Output every line exactly as written. Leave out pictures.

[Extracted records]
+ + +
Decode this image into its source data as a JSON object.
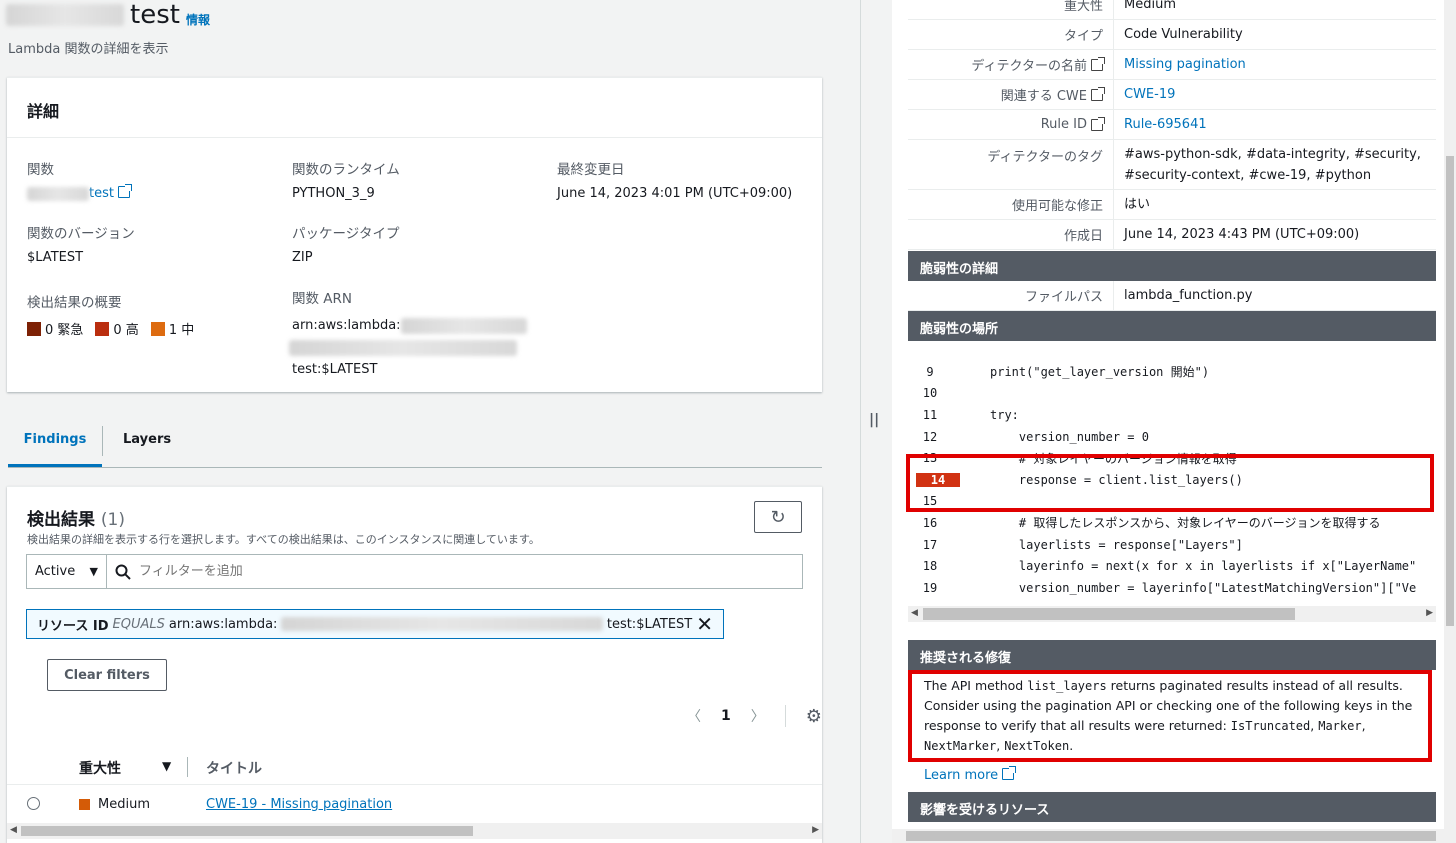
{
  "page": {
    "title": "test",
    "info_link": "情報",
    "subtitle": "Lambda 関数の詳細を表示"
  },
  "details": {
    "header": "詳細",
    "function_label": "関数",
    "function_value": "test",
    "runtime_label": "関数のランタイム",
    "runtime_value": "PYTHON_3_9",
    "modified_label": "最終変更日",
    "modified_value": "June 14, 2023 4:01 PM (UTC+09:00)",
    "version_label": "関数のバージョン",
    "version_value": "$LATEST",
    "package_label": "パッケージタイプ",
    "package_value": "ZIP",
    "summary_label": "検出結果の概要",
    "arn_label": "関数 ARN",
    "arn_line1": "arn:aws:lambda:",
    "arn_line3": "test:$LATEST",
    "severity_summary": [
      {
        "label": "0 緊急",
        "color": "#7d2105"
      },
      {
        "label": "0 高",
        "color": "#ba2e0f"
      },
      {
        "label": "1 中",
        "color": "#dd6b10"
      }
    ]
  },
  "tabs": [
    {
      "label": "Findings",
      "active": true
    },
    {
      "label": "Layers",
      "active": false
    }
  ],
  "findings": {
    "title": "検出結果",
    "count": "(1)",
    "description": "検出結果の詳細を表示する行を選択します。すべての検出結果は、このインスタンスに関連しています。",
    "status_select": "Active",
    "filter_placeholder": "フィルターを追加",
    "token_key": "リソース ID",
    "token_op": "EQUALS",
    "token_prefix": "arn:aws:lambda:",
    "token_suffix": "test:$LATEST",
    "clear_filters": "Clear filters",
    "page_number": "1",
    "col_severity": "重大性",
    "col_title": "タイトル",
    "rows": [
      {
        "severity": "Medium",
        "title": "CWE-19 - Missing pagination"
      }
    ]
  },
  "finding_detail": {
    "severity_label": "重大性",
    "severity_value": "Medium",
    "type_label": "タイプ",
    "type_value": "Code Vulnerability",
    "detector_label": "ディテクターの名前",
    "detector_value": "Missing pagination",
    "cwe_label": "関連する CWE",
    "cwe_value": "CWE-19",
    "rule_label": "Rule ID",
    "rule_value": "Rule-695641",
    "tags_label": "ディテクターのタグ",
    "tags_value": "#aws-python-sdk, #data-integrity, #security, #security-context, #cwe-19, #python",
    "fix_avail_label": "使用可能な修正",
    "fix_avail_value": "はい",
    "created_label": "作成日",
    "created_value": "June 14, 2023 4:43 PM (UTC+09:00)",
    "vuln_details_header": "脆弱性の詳細",
    "filepath_label": "ファイルパス",
    "filepath_value": "lambda_function.py",
    "vuln_location_header": "脆弱性の場所",
    "code_lines": [
      {
        "n": "9",
        "code": "print(\"get_layer_version 開始\")"
      },
      {
        "n": "10",
        "code": ""
      },
      {
        "n": "11",
        "code": "try:"
      },
      {
        "n": "12",
        "code": "    version_number = 0"
      },
      {
        "n": "13",
        "code": "    # 対象レイヤーのバージョン情報を取得"
      },
      {
        "n": "14",
        "code": "    response = client.list_layers()"
      },
      {
        "n": "15",
        "code": ""
      },
      {
        "n": "16",
        "code": "    # 取得したレスポンスから、対象レイヤーのバージョンを取得する"
      },
      {
        "n": "17",
        "code": "    layerlists = response[\"Layers\"]"
      },
      {
        "n": "18",
        "code": "    layerinfo = next(x for x in layerlists if x[\"LayerName\""
      },
      {
        "n": "19",
        "code": "    version_number = layerinfo[\"LatestMatchingVersion\"][\"Ve"
      }
    ],
    "recommended_fix_header": "推奨される修復",
    "fix_text_1": "The API method ",
    "fix_code_1": "list_layers",
    "fix_text_2": " returns paginated results instead of all results. Consider using the pagination API or checking one of the following keys in the response to verify that all results were returned: ",
    "fix_code_2": "IsTruncated",
    "fix_code_3": "Marker",
    "fix_code_4": "NextMarker",
    "fix_code_5": "NextToken",
    "learn_more": "Learn more",
    "affected_header": "影響を受けるリソース"
  }
}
+ + +
## THE RESPONSE
Decode this image into its source data as a JSON object.
{
  "page": {
    "title": "test",
    "info_link": "情報",
    "subtitle": "Lambda 関数の詳細を表示"
  },
  "details": {
    "header": "詳細",
    "function_label": "関数",
    "function_value": "test",
    "runtime_label": "関数のランタイム",
    "runtime_value": "PYTHON_3_9",
    "modified_label": "最終変更日",
    "modified_value": "June 14, 2023 4:01 PM (UTC+09:00)",
    "version_label": "関数のバージョン",
    "version_value": "$LATEST",
    "package_label": "パッケージタイプ",
    "package_value": "ZIP",
    "summary_label": "検出結果の概要",
    "arn_label": "関数 ARN",
    "arn_line1": "arn:aws:lambda:",
    "arn_line3": "test:$LATEST",
    "severity_summary": [
      {
        "label": "0 緊急",
        "color": "#7d2105"
      },
      {
        "label": "0 高",
        "color": "#ba2e0f"
      },
      {
        "label": "1 中",
        "color": "#dd6b10"
      }
    ]
  },
  "tabs": [
    {
      "label": "Findings",
      "active": true
    },
    {
      "label": "Layers",
      "active": false
    }
  ],
  "findings": {
    "title": "検出結果",
    "count": "(1)",
    "description": "検出結果の詳細を表示する行を選択します。すべての検出結果は、このインスタンスに関連しています。",
    "status_select": "Active",
    "filter_placeholder": "フィルターを追加",
    "token_key": "リソース ID",
    "token_op": "EQUALS",
    "token_prefix": "arn:aws:lambda:",
    "token_suffix": "test:$LATEST",
    "clear_filters": "Clear filters",
    "page_number": "1",
    "col_severity": "重大性",
    "col_title": "タイトル",
    "rows": [
      {
        "severity": "Medium",
        "title": "CWE-19 - Missing pagination"
      }
    ]
  },
  "finding_detail": {
    "severity_label": "重大性",
    "severity_value": "Medium",
    "type_label": "タイプ",
    "type_value": "Code Vulnerability",
    "detector_label": "ディテクターの名前",
    "detector_value": "Missing pagination",
    "cwe_label": "関連する CWE",
    "cwe_value": "CWE-19",
    "rule_label": "Rule ID",
    "rule_value": "Rule-695641",
    "tags_label": "ディテクターのタグ",
    "tags_value": "#aws-python-sdk, #data-integrity, #security, #security-context, #cwe-19, #python",
    "fix_avail_label": "使用可能な修正",
    "fix_avail_value": "はい",
    "created_label": "作成日",
    "created_value": "June 14, 2023 4:43 PM (UTC+09:00)",
    "vuln_details_header": "脆弱性の詳細",
    "filepath_label": "ファイルパス",
    "filepath_value": "lambda_function.py",
    "vuln_location_header": "脆弱性の場所",
    "code_lines": [
      {
        "n": "9",
        "code": "print(\"get_layer_version 開始\")"
      },
      {
        "n": "10",
        "code": ""
      },
      {
        "n": "11",
        "code": "try:"
      },
      {
        "n": "12",
        "code": "    version_number = 0"
      },
      {
        "n": "13",
        "code": "    # 対象レイヤーのバージョン情報を取得"
      },
      {
        "n": "14",
        "code": "    response = client.list_layers()"
      },
      {
        "n": "15",
        "code": ""
      },
      {
        "n": "16",
        "code": "    # 取得したレスポンスから、対象レイヤーのバージョンを取得する"
      },
      {
        "n": "17",
        "code": "    layerlists = response[\"Layers\"]"
      },
      {
        "n": "18",
        "code": "    layerinfo = next(x for x in layerlists if x[\"LayerName\""
      },
      {
        "n": "19",
        "code": "    version_number = layerinfo[\"LatestMatchingVersion\"][\"Ve"
      }
    ],
    "recommended_fix_header": "推奨される修復",
    "fix_text_1": "The API method ",
    "fix_code_1": "list_layers",
    "fix_text_2": " returns paginated results instead of all results. Consider using the pagination API or checking one of the following keys in the response to verify that all results were returned: ",
    "fix_code_2": "IsTruncated",
    "fix_code_3": "Marker",
    "fix_code_4": "NextMarker",
    "fix_code_5": "NextToken",
    "learn_more": "Learn more",
    "affected_header": "影響を受けるリソース"
  }
}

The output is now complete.